→ Exercise instructions
Repeat exactly each line of the data provided below.

Extracted records
** Start **
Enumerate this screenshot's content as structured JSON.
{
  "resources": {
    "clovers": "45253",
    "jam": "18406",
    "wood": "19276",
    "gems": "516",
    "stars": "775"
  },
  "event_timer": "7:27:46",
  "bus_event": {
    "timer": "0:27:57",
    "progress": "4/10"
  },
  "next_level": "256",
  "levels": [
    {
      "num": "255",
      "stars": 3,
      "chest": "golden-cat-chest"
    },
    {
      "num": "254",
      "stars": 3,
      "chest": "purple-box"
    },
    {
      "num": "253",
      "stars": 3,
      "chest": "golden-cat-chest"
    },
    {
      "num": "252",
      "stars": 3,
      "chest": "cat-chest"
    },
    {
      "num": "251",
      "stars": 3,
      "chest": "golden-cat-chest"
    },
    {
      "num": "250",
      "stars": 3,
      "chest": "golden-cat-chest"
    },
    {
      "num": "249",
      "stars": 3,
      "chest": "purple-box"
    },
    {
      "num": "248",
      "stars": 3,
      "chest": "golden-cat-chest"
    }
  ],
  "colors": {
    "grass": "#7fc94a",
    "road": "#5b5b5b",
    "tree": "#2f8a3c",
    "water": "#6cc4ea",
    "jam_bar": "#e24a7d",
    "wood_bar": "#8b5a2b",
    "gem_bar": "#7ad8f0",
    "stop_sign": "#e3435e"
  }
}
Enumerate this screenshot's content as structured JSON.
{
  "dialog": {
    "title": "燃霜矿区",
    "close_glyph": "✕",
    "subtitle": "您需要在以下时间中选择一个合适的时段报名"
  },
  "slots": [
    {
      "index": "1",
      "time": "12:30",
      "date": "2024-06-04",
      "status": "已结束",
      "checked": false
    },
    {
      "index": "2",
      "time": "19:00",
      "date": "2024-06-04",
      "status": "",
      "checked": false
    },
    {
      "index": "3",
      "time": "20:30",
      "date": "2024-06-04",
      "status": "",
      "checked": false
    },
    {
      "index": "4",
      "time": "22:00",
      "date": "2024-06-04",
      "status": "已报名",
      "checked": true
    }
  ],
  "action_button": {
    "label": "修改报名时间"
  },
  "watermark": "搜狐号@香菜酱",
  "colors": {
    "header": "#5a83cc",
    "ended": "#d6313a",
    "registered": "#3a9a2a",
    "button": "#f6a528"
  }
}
** End **
→ Reply to the exercise
Enumerate this screenshot's content as structured JSON.
{
  "resources": {
    "clovers": "45253",
    "jam": "18406",
    "wood": "19276",
    "gems": "516",
    "stars": "775"
  },
  "event_timer": "7:27:46",
  "bus_event": {
    "timer": "0:27:57",
    "progress": "4/10"
  },
  "next_level": "256",
  "levels": [
    {
      "num": "255",
      "stars": 3,
      "chest": "golden-cat-chest"
    },
    {
      "num": "254",
      "stars": 3,
      "chest": "purple-box"
    },
    {
      "num": "253",
      "stars": 3,
      "chest": "golden-cat-chest"
    },
    {
      "num": "252",
      "stars": 3,
      "chest": "cat-chest"
    },
    {
      "num": "251",
      "stars": 3,
      "chest": "golden-cat-chest"
    },
    {
      "num": "250",
      "stars": 3,
      "chest": "golden-cat-chest"
    },
    {
      "num": "249",
      "stars": 3,
      "chest": "purple-box"
    },
    {
      "num": "248",
      "stars": 3,
      "chest": "golden-cat-chest"
    }
  ],
  "colors": {
    "grass": "#7fc94a",
    "road": "#5b5b5b",
    "tree": "#2f8a3c",
    "water": "#6cc4ea",
    "jam_bar": "#e24a7d",
    "wood_bar": "#8b5a2b",
    "gem_bar": "#7ad8f0",
    "stop_sign": "#e3435e"
  }
}
Enumerate this screenshot's content as structured JSON.
{
  "dialog": {
    "title": "燃霜矿区",
    "close_glyph": "✕",
    "subtitle": "您需要在以下时间中选择一个合适的时段报名"
  },
  "slots": [
    {
      "index": "1",
      "time": "12:30",
      "date": "2024-06-04",
      "status": "已结束",
      "checked": false
    },
    {
      "index": "2",
      "time": "19:00",
      "date": "2024-06-04",
      "status": "",
      "checked": false
    },
    {
      "index": "3",
      "time": "20:30",
      "date": "2024-06-04",
      "status": "",
      "checked": false
    },
    {
      "index": "4",
      "time": "22:00",
      "date": "2024-06-04",
      "status": "已报名",
      "checked": true
    }
  ],
  "action_button": {
    "label": "修改报名时间"
  },
  "watermark": "搜狐号@香菜酱",
  "colors": {
    "header": "#5a83cc",
    "ended": "#d6313a",
    "registered": "#3a9a2a",
    "button": "#f6a528"
  }
}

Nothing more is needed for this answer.